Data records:
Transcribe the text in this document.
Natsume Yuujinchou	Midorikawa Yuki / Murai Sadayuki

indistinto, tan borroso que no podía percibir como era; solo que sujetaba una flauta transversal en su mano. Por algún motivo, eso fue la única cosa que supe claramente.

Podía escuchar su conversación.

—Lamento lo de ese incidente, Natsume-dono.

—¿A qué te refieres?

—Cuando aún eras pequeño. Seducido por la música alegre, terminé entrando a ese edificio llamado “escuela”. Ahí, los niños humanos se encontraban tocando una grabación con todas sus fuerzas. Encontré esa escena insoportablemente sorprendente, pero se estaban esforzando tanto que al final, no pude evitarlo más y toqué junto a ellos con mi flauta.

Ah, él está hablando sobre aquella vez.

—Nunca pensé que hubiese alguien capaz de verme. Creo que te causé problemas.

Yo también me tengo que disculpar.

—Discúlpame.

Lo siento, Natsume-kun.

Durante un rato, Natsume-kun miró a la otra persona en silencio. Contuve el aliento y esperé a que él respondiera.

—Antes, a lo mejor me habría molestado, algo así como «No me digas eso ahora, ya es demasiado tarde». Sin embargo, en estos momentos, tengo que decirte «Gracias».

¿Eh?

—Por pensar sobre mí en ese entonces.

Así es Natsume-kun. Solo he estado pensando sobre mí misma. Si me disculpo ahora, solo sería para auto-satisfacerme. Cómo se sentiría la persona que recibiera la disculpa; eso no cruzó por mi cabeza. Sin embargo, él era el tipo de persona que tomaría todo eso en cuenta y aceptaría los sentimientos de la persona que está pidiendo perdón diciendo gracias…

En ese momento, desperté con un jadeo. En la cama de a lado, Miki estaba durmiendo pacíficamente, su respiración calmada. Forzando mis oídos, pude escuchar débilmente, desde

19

__EXERCISE AIM__. Filter the records for lines holding the string "escuchar". Copy each one.

__FINAL RESULT__.
Podía escuchar su conversación.
En ese momento, desperté con un jadeo. En la cama de a lado, Miki estaba durmiendo pacíficamente, su respiración calmada. Forzando mis oídos, pude escuchar débilmente, desde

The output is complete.